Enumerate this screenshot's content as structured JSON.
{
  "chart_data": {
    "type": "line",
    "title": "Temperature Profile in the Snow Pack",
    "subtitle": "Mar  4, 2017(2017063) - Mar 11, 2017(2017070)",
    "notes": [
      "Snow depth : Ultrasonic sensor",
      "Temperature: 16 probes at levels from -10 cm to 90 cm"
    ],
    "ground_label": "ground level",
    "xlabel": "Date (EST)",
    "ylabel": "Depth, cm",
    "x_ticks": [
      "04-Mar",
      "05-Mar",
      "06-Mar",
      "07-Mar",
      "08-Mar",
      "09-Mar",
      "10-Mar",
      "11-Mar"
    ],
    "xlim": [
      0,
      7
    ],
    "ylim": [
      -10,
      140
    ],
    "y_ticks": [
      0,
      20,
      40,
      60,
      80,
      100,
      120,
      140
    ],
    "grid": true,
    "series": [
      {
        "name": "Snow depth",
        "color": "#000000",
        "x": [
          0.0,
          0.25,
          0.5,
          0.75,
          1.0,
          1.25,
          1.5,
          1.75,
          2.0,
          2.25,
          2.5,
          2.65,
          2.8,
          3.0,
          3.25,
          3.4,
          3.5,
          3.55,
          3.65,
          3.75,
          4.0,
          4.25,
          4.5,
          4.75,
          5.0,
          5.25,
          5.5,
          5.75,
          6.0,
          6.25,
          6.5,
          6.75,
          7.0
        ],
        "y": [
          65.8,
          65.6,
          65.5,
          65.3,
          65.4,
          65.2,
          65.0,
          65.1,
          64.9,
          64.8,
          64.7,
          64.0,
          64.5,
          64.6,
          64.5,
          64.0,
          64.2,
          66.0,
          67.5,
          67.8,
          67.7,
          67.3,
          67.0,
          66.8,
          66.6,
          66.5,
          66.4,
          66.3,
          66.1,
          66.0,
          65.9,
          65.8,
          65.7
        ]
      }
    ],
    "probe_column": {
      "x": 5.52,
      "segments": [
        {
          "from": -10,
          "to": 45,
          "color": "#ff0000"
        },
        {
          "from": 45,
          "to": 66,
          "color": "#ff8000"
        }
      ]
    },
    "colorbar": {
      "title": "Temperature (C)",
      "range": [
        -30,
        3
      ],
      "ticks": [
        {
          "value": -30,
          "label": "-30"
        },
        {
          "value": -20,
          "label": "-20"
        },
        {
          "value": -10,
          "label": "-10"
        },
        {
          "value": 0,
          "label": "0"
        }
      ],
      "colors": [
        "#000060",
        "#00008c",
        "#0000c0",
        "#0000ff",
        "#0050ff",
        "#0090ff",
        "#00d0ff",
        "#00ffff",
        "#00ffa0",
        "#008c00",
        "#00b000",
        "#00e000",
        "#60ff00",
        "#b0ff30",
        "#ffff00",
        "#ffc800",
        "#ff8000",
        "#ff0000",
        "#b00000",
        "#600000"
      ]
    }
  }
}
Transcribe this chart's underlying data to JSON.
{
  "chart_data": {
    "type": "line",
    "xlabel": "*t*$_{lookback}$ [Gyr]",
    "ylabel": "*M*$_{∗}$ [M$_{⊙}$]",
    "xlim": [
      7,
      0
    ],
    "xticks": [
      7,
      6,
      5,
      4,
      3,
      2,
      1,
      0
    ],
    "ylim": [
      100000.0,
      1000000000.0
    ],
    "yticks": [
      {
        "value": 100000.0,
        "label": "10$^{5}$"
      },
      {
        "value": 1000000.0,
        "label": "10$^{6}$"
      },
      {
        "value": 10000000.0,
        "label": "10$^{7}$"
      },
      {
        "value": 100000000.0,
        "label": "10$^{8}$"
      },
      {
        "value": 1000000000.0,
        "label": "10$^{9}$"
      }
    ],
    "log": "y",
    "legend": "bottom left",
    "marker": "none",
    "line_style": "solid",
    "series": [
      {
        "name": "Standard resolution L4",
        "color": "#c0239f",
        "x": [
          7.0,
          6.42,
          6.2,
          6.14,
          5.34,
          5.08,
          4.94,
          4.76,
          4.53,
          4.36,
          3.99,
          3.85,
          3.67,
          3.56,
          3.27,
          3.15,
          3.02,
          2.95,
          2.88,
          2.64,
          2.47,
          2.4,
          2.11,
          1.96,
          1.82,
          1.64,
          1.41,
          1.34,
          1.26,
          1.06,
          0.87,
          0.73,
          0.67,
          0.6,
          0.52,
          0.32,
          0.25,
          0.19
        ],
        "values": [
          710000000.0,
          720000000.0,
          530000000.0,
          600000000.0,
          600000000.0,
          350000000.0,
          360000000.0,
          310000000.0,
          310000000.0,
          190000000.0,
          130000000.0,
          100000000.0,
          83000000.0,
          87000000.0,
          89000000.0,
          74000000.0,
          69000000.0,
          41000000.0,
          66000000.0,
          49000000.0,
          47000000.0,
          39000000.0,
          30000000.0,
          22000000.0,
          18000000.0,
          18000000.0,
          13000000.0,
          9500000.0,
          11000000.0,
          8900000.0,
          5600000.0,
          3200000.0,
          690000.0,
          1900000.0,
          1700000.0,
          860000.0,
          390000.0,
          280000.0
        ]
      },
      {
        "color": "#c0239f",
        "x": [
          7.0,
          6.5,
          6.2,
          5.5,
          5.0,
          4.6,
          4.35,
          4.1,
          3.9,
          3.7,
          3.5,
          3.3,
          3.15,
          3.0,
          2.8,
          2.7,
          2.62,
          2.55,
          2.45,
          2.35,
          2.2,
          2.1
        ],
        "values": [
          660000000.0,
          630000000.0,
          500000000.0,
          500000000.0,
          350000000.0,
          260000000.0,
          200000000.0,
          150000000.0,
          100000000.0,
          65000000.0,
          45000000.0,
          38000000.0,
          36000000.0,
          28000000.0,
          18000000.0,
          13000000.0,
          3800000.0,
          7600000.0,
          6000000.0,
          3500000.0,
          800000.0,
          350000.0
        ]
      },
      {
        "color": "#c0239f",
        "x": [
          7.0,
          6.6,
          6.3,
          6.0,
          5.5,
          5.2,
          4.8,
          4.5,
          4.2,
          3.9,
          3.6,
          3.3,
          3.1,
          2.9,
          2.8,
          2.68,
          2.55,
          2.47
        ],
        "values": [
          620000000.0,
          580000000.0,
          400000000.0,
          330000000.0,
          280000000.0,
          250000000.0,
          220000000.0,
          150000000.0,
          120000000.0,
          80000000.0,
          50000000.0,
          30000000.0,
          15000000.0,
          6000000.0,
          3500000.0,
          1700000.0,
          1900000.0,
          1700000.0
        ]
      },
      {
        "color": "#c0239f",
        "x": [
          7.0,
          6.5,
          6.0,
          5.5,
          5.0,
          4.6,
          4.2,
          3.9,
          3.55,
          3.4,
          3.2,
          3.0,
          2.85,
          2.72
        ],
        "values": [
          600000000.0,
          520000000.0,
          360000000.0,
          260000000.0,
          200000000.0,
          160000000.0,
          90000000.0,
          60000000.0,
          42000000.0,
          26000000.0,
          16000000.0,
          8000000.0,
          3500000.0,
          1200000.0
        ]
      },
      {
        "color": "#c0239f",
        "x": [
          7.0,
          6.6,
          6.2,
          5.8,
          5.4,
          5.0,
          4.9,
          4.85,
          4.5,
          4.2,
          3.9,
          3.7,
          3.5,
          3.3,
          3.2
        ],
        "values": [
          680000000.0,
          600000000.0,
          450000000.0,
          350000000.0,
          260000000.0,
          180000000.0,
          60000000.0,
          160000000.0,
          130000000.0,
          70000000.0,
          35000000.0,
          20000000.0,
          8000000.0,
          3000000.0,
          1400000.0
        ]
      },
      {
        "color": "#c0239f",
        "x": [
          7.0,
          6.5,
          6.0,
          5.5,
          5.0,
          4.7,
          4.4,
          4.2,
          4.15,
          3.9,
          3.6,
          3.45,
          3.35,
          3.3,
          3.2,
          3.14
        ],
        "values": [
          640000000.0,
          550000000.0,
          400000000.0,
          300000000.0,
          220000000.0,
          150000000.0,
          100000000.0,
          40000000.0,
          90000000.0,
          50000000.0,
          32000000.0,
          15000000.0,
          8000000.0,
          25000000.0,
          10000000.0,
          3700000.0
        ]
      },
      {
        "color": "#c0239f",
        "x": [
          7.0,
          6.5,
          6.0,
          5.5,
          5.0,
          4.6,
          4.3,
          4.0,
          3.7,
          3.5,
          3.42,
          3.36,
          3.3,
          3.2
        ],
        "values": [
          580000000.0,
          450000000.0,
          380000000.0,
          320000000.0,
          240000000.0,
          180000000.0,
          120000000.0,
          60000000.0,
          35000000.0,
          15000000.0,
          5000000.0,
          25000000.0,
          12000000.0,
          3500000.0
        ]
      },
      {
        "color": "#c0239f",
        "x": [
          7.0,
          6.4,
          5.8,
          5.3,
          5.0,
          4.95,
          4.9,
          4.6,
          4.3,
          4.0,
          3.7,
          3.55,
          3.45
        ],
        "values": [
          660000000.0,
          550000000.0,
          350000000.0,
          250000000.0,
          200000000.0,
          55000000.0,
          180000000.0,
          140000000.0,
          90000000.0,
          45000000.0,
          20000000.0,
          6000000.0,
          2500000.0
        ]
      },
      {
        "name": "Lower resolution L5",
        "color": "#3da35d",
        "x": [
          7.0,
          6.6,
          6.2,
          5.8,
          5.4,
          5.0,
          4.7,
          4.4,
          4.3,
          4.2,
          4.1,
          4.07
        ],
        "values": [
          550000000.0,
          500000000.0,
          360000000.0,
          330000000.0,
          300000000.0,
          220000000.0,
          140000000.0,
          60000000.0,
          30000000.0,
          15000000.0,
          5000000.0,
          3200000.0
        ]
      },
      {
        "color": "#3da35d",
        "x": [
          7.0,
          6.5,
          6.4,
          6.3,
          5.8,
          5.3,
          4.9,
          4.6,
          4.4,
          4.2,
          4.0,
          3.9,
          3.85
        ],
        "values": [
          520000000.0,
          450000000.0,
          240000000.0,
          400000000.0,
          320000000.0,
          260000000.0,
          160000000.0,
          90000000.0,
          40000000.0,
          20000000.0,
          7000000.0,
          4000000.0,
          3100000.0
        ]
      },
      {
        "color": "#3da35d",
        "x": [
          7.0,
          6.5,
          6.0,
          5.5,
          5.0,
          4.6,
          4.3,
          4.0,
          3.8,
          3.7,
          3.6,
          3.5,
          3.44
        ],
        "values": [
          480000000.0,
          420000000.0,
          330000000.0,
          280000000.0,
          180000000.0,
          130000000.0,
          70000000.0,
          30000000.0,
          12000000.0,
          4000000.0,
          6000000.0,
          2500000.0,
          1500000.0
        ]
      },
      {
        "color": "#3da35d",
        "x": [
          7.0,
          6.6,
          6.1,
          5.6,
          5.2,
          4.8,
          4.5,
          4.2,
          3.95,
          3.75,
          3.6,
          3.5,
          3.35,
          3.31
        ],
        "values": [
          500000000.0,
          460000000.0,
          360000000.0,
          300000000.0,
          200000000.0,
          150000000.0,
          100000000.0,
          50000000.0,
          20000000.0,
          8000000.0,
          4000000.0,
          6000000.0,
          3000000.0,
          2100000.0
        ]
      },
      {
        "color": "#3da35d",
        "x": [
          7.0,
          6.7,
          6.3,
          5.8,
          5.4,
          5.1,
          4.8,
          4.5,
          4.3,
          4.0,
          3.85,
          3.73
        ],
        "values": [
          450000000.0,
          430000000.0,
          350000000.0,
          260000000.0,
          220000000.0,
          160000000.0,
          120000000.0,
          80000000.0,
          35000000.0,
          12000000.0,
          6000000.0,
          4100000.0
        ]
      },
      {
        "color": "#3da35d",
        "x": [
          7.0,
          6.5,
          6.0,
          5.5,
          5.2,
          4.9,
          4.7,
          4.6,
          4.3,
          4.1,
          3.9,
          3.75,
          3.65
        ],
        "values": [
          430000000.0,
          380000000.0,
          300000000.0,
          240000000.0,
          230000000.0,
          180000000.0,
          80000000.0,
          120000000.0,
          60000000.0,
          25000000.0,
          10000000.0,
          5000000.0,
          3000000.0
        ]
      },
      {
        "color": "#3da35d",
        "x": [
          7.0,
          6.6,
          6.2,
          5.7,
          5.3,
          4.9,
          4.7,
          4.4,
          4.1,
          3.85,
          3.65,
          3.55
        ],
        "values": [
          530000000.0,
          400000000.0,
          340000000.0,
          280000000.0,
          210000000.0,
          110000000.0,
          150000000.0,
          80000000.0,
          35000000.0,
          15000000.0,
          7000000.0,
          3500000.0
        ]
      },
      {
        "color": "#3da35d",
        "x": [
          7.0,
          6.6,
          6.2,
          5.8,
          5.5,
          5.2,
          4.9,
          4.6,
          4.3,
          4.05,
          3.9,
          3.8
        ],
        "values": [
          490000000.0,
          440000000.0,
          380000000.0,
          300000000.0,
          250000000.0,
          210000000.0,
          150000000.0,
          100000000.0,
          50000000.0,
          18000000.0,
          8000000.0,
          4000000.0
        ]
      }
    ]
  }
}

[WHAT IS EXPECTED]
Read the entries and pick out all lines that include the word "Snow".

[FINISHED EXERCISE]
    "title": "Temperature Profile in the Snow Pack",
      "Snow depth : Ultrasonic sensor",
        "name": "Snow depth",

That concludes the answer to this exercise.